**提示文**
(58)【調査した分野】(Int.Cl.,DB名)
前記第1の故障検出部ないし第Nの故障検出部の各々は、監視信号の入力数を計数するカウンタ、及び被監視信号のトグルを検出するとともに前記カウンタの計数を初期化させるリセット信号を生成するトグル検出部を備える
請求項1又は請求項2に記載の半導体装置。
前記カウンタの各々は、前記被監視信号に故障が発生して前記リセット信号の生成が停止したことにより前記カウンタにオーバーフローが発生した場合に、前記被監視信号に故障が発生したことを報知する報知部を備える
請求項3に記載の半導体装置。
【背景技術】
【0002】
表示システムの従来技術の一例として、車両における車載用後方監視装置(バックモニタ)が知られている。車載用後方監視装置では、車両の後部が運転者の死角となるので、車体の後部にカメラを設置し、バックギヤの入力に連動してカメラを作動させ、車両後部周辺の映像を取得して、この映像を車両内に設置されたモニタに表示させる。その際、たとえばバック運転の操舵角に応じた車両走行予測軌跡を、カメラで撮像された映像にスーパーインポーズした合成映像を出力すること、あるいはカメラで撮像された映像に線描画等の加工処理を施した合成映像を出力することが行われている。

**目標 1**
提示文で「備える」の対象として書かれている構成要素をすべて挙げよ。
**目標 2**
半導体装置の特許文書である提示文を、最後の文のあとから書き継げ。

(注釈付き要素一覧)
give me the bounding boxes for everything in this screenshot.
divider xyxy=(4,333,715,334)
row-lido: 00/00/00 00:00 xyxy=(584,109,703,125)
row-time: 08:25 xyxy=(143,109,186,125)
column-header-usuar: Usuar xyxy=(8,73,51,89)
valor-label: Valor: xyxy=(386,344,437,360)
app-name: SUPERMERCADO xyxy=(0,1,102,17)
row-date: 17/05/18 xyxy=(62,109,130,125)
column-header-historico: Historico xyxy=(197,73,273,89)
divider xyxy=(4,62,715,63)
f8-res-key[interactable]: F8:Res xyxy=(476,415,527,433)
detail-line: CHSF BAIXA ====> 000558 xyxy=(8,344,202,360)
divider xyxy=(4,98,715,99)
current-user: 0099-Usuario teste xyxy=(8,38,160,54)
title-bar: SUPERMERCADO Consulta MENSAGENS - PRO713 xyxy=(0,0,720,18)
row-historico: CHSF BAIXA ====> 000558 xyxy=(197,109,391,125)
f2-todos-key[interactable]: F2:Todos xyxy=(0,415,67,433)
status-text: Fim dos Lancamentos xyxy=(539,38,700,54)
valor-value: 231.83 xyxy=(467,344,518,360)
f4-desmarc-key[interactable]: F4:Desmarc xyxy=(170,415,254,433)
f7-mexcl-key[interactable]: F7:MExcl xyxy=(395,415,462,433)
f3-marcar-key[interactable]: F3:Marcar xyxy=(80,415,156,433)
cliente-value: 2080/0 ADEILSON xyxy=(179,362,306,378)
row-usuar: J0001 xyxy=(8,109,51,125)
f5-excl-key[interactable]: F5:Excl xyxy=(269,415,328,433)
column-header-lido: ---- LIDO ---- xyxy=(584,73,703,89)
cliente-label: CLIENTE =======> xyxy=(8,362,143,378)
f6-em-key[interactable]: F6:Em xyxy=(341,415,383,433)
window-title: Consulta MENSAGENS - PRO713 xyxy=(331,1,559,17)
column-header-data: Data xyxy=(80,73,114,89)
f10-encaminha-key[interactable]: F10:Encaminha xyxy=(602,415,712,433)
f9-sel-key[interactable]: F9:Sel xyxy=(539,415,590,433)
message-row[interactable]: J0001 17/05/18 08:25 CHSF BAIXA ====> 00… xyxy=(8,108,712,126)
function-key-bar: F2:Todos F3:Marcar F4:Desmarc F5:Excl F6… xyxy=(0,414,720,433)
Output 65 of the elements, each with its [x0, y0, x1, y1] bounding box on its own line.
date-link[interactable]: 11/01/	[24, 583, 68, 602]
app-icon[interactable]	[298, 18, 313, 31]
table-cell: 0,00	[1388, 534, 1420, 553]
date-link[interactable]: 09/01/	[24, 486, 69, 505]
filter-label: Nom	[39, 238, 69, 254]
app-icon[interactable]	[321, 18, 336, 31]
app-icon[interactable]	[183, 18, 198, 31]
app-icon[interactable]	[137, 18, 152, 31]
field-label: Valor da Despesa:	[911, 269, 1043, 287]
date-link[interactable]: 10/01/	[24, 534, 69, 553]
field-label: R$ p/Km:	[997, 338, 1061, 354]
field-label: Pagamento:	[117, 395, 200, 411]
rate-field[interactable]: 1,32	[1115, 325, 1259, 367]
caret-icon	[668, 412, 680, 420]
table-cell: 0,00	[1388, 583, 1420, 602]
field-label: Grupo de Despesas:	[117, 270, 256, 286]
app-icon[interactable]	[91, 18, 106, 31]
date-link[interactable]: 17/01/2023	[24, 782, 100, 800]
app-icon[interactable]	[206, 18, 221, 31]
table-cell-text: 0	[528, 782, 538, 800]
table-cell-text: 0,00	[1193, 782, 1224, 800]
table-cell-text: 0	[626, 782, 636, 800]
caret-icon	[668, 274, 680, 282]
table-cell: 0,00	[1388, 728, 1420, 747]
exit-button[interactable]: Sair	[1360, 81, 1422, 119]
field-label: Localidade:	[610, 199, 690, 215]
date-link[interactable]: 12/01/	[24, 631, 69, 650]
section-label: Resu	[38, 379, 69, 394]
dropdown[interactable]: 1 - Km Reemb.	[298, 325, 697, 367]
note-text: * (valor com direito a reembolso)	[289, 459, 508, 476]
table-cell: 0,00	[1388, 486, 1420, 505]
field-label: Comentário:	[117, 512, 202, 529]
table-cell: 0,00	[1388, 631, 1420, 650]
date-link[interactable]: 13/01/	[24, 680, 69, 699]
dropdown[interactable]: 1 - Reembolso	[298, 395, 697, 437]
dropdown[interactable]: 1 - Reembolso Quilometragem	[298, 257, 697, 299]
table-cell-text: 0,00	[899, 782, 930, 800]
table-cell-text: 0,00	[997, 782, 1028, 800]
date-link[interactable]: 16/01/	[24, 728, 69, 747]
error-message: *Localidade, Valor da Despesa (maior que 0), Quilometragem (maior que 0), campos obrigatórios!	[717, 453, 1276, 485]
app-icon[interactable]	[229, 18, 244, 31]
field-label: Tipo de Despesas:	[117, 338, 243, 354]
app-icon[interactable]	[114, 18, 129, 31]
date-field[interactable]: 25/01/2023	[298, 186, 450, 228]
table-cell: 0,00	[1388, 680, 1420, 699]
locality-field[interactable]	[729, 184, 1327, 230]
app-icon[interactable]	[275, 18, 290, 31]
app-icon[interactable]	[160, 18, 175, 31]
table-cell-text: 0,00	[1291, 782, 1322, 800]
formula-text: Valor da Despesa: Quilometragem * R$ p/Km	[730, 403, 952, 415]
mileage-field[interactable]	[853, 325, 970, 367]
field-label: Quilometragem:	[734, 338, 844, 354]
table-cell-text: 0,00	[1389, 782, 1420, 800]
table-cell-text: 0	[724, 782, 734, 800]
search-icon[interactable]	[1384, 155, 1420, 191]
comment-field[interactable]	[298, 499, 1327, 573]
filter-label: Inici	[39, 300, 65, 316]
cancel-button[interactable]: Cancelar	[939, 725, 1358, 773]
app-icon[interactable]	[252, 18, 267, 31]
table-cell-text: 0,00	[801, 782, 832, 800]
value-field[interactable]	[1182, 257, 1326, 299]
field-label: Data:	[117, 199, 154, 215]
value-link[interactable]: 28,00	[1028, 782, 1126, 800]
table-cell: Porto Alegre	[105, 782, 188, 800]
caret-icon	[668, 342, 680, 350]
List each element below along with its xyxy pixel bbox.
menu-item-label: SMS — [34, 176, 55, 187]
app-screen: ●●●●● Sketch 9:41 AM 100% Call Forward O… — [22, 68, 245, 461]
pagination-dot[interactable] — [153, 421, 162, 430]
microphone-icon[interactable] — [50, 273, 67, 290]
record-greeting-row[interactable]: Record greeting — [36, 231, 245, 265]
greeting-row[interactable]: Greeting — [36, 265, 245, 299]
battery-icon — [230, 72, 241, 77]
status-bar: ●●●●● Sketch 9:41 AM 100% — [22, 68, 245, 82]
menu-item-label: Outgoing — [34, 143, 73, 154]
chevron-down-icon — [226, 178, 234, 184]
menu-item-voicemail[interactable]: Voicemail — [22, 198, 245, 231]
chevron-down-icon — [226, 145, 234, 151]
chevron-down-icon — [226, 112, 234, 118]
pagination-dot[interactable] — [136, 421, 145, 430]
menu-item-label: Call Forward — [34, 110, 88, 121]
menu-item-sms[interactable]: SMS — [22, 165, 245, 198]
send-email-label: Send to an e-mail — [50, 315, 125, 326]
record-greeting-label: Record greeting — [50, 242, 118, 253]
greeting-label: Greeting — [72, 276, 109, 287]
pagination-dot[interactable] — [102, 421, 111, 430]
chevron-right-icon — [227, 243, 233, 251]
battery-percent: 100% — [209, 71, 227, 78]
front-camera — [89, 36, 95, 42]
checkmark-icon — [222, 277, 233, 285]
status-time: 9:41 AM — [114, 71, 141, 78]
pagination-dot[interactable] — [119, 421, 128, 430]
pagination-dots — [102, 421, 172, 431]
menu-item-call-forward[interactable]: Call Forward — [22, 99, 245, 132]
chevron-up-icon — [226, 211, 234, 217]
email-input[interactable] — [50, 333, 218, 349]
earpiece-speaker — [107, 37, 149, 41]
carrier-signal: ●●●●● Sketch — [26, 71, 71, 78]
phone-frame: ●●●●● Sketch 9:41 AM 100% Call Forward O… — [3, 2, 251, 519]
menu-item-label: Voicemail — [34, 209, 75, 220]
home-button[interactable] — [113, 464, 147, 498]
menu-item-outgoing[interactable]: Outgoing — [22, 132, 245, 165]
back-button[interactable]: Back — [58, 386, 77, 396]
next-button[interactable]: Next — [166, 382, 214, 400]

**最終結果 1**
カウンタ、トグル検出部、報知部

**最終結果 2**
【0003】
このような表示システムには画像表示装置が含まれ、該画像表示装置によって、カメラから入力された映像信号あるいは合成映像信号のモニタへの表示が制御されるが、その際、画像表示装置において処理された同期信号等の画像表示に関連する信号(画像表示用信号)の監視が必要となる場合がある。カメラ本体又は周辺回路の故障や、信号ラインの断線や、信号ラインに入り込むノイズの影響を受けて画像データの異常や画像表示用信号の異常が起きているにもかかわらずモニタへの表示制御を継続すると、表示のずれや不意の停止といった誤動作が発生するからである(たとえば、特許文献1)。
【0004】
一方、画像表示用信号の異常検出方法として、特許文献2に開示されたものが知られている。特許文献2に開示された画像表示用信号の異常検出方法では、画像表示装置に画像を表示するために使用される複数の画像表示用信号のうち、第1の信号と、第1の信号よりも周期が短い第2の信号とに関して、第1の信号が入力されてから次の第1の信号が入力されるまでの期間に、第2の信号が入力される入力数を計数し、計数された入力数が所定範囲外であるときには、第1の信号又は第2の信号が異常であると判定する。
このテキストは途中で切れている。